### ROWS
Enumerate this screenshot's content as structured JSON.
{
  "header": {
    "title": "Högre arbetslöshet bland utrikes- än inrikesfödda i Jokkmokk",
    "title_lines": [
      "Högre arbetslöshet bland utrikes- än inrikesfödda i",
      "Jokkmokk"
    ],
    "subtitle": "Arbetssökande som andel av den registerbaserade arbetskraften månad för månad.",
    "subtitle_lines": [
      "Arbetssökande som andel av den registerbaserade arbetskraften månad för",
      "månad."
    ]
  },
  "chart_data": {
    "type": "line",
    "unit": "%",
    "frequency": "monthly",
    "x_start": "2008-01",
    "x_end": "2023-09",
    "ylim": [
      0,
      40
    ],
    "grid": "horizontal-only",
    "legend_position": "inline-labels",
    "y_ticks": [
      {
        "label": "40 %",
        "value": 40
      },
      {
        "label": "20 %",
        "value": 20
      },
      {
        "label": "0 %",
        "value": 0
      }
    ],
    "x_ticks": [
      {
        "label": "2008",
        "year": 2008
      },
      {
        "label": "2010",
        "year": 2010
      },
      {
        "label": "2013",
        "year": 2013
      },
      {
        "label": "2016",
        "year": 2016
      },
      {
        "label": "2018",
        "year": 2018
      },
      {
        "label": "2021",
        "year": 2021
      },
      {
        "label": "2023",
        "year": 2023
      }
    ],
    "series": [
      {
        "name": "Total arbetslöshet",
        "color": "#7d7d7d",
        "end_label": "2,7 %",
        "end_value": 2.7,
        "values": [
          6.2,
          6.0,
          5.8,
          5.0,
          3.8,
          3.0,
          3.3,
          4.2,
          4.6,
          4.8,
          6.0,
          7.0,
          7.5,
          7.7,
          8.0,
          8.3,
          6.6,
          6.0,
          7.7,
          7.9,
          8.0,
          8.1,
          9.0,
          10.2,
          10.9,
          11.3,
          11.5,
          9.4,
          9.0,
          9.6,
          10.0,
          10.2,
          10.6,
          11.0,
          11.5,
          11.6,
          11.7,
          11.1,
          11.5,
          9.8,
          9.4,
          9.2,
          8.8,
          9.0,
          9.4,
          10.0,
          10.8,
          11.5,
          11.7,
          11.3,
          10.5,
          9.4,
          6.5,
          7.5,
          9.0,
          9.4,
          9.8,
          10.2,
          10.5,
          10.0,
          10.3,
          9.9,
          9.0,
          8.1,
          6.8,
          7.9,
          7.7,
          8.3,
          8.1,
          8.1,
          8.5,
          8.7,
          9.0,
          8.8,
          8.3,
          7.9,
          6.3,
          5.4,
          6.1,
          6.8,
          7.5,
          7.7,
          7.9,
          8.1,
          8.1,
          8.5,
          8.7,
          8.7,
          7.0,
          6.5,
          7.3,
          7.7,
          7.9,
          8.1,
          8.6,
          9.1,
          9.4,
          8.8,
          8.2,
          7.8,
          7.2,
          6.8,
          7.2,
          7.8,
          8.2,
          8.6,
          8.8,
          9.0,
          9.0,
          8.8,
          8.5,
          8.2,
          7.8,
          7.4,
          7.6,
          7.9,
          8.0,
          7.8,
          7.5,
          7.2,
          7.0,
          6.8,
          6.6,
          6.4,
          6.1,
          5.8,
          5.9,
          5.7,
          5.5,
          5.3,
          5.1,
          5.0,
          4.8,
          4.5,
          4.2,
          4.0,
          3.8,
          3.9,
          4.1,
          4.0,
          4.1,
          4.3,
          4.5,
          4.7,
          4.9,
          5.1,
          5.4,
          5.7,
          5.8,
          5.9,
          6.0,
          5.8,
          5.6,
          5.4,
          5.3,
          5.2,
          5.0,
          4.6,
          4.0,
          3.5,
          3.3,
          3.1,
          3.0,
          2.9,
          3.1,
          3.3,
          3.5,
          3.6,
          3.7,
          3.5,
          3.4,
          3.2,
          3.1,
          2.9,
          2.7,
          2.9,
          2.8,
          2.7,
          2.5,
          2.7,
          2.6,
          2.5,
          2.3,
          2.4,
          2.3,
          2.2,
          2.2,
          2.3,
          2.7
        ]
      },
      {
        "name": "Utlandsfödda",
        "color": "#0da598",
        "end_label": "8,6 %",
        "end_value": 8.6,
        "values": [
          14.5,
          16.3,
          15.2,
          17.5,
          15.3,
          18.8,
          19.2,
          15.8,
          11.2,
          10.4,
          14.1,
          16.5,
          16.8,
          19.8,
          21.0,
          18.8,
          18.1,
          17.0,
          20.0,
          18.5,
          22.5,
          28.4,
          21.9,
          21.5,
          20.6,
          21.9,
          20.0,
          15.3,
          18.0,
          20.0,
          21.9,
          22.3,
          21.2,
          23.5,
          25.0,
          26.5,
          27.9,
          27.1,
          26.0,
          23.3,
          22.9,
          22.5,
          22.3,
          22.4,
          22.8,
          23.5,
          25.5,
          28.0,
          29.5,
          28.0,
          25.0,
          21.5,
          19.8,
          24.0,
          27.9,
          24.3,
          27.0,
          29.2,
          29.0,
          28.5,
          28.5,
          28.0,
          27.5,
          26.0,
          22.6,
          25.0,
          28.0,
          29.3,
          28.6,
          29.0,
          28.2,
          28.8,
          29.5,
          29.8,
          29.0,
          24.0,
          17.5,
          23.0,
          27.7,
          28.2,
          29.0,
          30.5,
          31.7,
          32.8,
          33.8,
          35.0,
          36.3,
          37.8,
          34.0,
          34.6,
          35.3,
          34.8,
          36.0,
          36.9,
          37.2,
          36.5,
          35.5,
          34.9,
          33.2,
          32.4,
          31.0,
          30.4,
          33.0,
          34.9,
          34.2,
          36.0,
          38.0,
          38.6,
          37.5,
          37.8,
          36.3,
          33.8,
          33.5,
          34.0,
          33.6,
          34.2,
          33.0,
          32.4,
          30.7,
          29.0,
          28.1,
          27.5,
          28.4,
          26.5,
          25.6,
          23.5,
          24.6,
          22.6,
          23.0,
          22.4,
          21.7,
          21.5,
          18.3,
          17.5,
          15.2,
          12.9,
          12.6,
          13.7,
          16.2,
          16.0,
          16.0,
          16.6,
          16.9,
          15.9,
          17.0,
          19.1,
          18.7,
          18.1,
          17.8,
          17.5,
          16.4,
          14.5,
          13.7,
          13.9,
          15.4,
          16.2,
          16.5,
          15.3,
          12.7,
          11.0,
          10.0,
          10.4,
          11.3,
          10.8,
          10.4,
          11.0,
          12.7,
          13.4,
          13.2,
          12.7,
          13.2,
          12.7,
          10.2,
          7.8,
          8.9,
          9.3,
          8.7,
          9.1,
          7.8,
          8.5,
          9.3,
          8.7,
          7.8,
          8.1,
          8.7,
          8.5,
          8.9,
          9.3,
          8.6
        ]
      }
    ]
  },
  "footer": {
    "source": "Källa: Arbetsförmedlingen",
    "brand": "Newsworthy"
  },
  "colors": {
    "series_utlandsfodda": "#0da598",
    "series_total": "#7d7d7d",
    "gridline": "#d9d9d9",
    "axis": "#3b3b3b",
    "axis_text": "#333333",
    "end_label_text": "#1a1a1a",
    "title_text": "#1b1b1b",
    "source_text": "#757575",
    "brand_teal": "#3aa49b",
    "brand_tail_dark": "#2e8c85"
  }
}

### THE TASK
Repeat the entries exactly, all of them.

### RESPONSE
Enumerate this screenshot's content as structured JSON.
{
  "header": {
    "title": "Högre arbetslöshet bland utrikes- än inrikesfödda i Jokkmokk",
    "title_lines": [
      "Högre arbetslöshet bland utrikes- än inrikesfödda i",
      "Jokkmokk"
    ],
    "subtitle": "Arbetssökande som andel av den registerbaserade arbetskraften månad för månad.",
    "subtitle_lines": [
      "Arbetssökande som andel av den registerbaserade arbetskraften månad för",
      "månad."
    ]
  },
  "chart_data": {
    "type": "line",
    "unit": "%",
    "frequency": "monthly",
    "x_start": "2008-01",
    "x_end": "2023-09",
    "ylim": [
      0,
      40
    ],
    "grid": "horizontal-only",
    "legend_position": "inline-labels",
    "y_ticks": [
      {
        "label": "40 %",
        "value": 40
      },
      {
        "label": "20 %",
        "value": 20
      },
      {
        "label": "0 %",
        "value": 0
      }
    ],
    "x_ticks": [
      {
        "label": "2008",
        "year": 2008
      },
      {
        "label": "2010",
        "year": 2010
      },
      {
        "label": "2013",
        "year": 2013
      },
      {
        "label": "2016",
        "year": 2016
      },
      {
        "label": "2018",
        "year": 2018
      },
      {
        "label": "2021",
        "year": 2021
      },
      {
        "label": "2023",
        "year": 2023
      }
    ],
    "series": [
      {
        "name": "Total arbetslöshet",
        "color": "#7d7d7d",
        "end_label": "2,7 %",
        "end_value": 2.7,
        "values": [
          6.2,
          6.0,
          5.8,
          5.0,
          3.8,
          3.0,
          3.3,
          4.2,
          4.6,
          4.8,
          6.0,
          7.0,
          7.5,
          7.7,
          8.0,
          8.3,
          6.6,
          6.0,
          7.7,
          7.9,
          8.0,
          8.1,
          9.0,
          10.2,
          10.9,
          11.3,
          11.5,
          9.4,
          9.0,
          9.6,
          10.0,
          10.2,
          10.6,
          11.0,
          11.5,
          11.6,
          11.7,
          11.1,
          11.5,
          9.8,
          9.4,
          9.2,
          8.8,
          9.0,
          9.4,
          10.0,
          10.8,
          11.5,
          11.7,
          11.3,
          10.5,
          9.4,
          6.5,
          7.5,
          9.0,
          9.4,
          9.8,
          10.2,
          10.5,
          10.0,
          10.3,
          9.9,
          9.0,
          8.1,
          6.8,
          7.9,
          7.7,
          8.3,
          8.1,
          8.1,
          8.5,
          8.7,
          9.0,
          8.8,
          8.3,
          7.9,
          6.3,
          5.4,
          6.1,
          6.8,
          7.5,
          7.7,
          7.9,
          8.1,
          8.1,
          8.5,
          8.7,
          8.7,
          7.0,
          6.5,
          7.3,
          7.7,
          7.9,
          8.1,
          8.6,
          9.1,
          9.4,
          8.8,
          8.2,
          7.8,
          7.2,
          6.8,
          7.2,
          7.8,
          8.2,
          8.6,
          8.8,
          9.0,
          9.0,
          8.8,
          8.5,
          8.2,
          7.8,
          7.4,
          7.6,
          7.9,
          8.0,
          7.8,
          7.5,
          7.2,
          7.0,
          6.8,
          6.6,
          6.4,
          6.1,
          5.8,
          5.9,
          5.7,
          5.5,
          5.3,
          5.1,
          5.0,
          4.8,
          4.5,
          4.2,
          4.0,
          3.8,
          3.9,
          4.1,
          4.0,
          4.1,
          4.3,
          4.5,
          4.7,
          4.9,
          5.1,
          5.4,
          5.7,
          5.8,
          5.9,
          6.0,
          5.8,
          5.6,
          5.4,
          5.3,
          5.2,
          5.0,
          4.6,
          4.0,
          3.5,
          3.3,
          3.1,
          3.0,
          2.9,
          3.1,
          3.3,
          3.5,
          3.6,
          3.7,
          3.5,
          3.4,
          3.2,
          3.1,
          2.9,
          2.7,
          2.9,
          2.8,
          2.7,
          2.5,
          2.7,
          2.6,
          2.5,
          2.3,
          2.4,
          2.3,
          2.2,
          2.2,
          2.3,
          2.7
        ]
      },
      {
        "name": "Utlandsfödda",
        "color": "#0da598",
        "end_label": "8,6 %",
        "end_value": 8.6,
        "values": [
          14.5,
          16.3,
          15.2,
          17.5,
          15.3,
          18.8,
          19.2,
          15.8,
          11.2,
          10.4,
          14.1,
          16.5,
          16.8,
          19.8,
          21.0,
          18.8,
          18.1,
          17.0,
          20.0,
          18.5,
          22.5,
          28.4,
          21.9,
          21.5,
          20.6,
          21.9,
          20.0,
          15.3,
          18.0,
          20.0,
          21.9,
          22.3,
          21.2,
          23.5,
          25.0,
          26.5,
          27.9,
          27.1,
          26.0,
          23.3,
          22.9,
          22.5,
          22.3,
          22.4,
          22.8,
          23.5,
          25.5,
          28.0,
          29.5,
          28.0,
          25.0,
          21.5,
          19.8,
          24.0,
          27.9,
          24.3,
          27.0,
          29.2,
          29.0,
          28.5,
          28.5,
          28.0,
          27.5,
          26.0,
          22.6,
          25.0,
          28.0,
          29.3,
          28.6,
          29.0,
          28.2,
          28.8,
          29.5,
          29.8,
          29.0,
          24.0,
          17.5,
          23.0,
          27.7,
          28.2,
          29.0,
          30.5,
          31.7,
          32.8,
          33.8,
          35.0,
          36.3,
          37.8,
          34.0,
          34.6,
          35.3,
          34.8,
          36.0,
          36.9,
          37.2,
          36.5,
          35.5,
          34.9,
          33.2,
          32.4,
          31.0,
          30.4,
          33.0,
          34.9,
          34.2,
          36.0,
          38.0,
          38.6,
          37.5,
          37.8,
          36.3,
          33.8,
          33.5,
          34.0,
          33.6,
          34.2,
          33.0,
          32.4,
          30.7,
          29.0,
          28.1,
          27.5,
          28.4,
          26.5,
          25.6,
          23.5,
          24.6,
          22.6,
          23.0,
          22.4,
          21.7,
          21.5,
          18.3,
          17.5,
          15.2,
          12.9,
          12.6,
          13.7,
          16.2,
          16.0,
          16.0,
          16.6,
          16.9,
          15.9,
          17.0,
          19.1,
          18.7,
          18.1,
          17.8,
          17.5,
          16.4,
          14.5,
          13.7,
          13.9,
          15.4,
          16.2,
          16.5,
          15.3,
          12.7,
          11.0,
          10.0,
          10.4,
          11.3,
          10.8,
          10.4,
          11.0,
          12.7,
          13.4,
          13.2,
          12.7,
          13.2,
          12.7,
          10.2,
          7.8,
          8.9,
          9.3,
          8.7,
          9.1,
          7.8,
          8.5,
          9.3,
          8.7,
          7.8,
          8.1,
          8.7,
          8.5,
          8.9,
          9.3,
          8.6
        ]
      }
    ]
  },
  "footer": {
    "source": "Källa: Arbetsförmedlingen",
    "brand": "Newsworthy"
  },
  "colors": {
    "series_utlandsfodda": "#0da598",
    "series_total": "#7d7d7d",
    "gridline": "#d9d9d9",
    "axis": "#3b3b3b",
    "axis_text": "#333333",
    "end_label_text": "#1a1a1a",
    "title_text": "#1b1b1b",
    "source_text": "#757575",
    "brand_teal": "#3aa49b",
    "brand_tail_dark": "#2e8c85"
  }
}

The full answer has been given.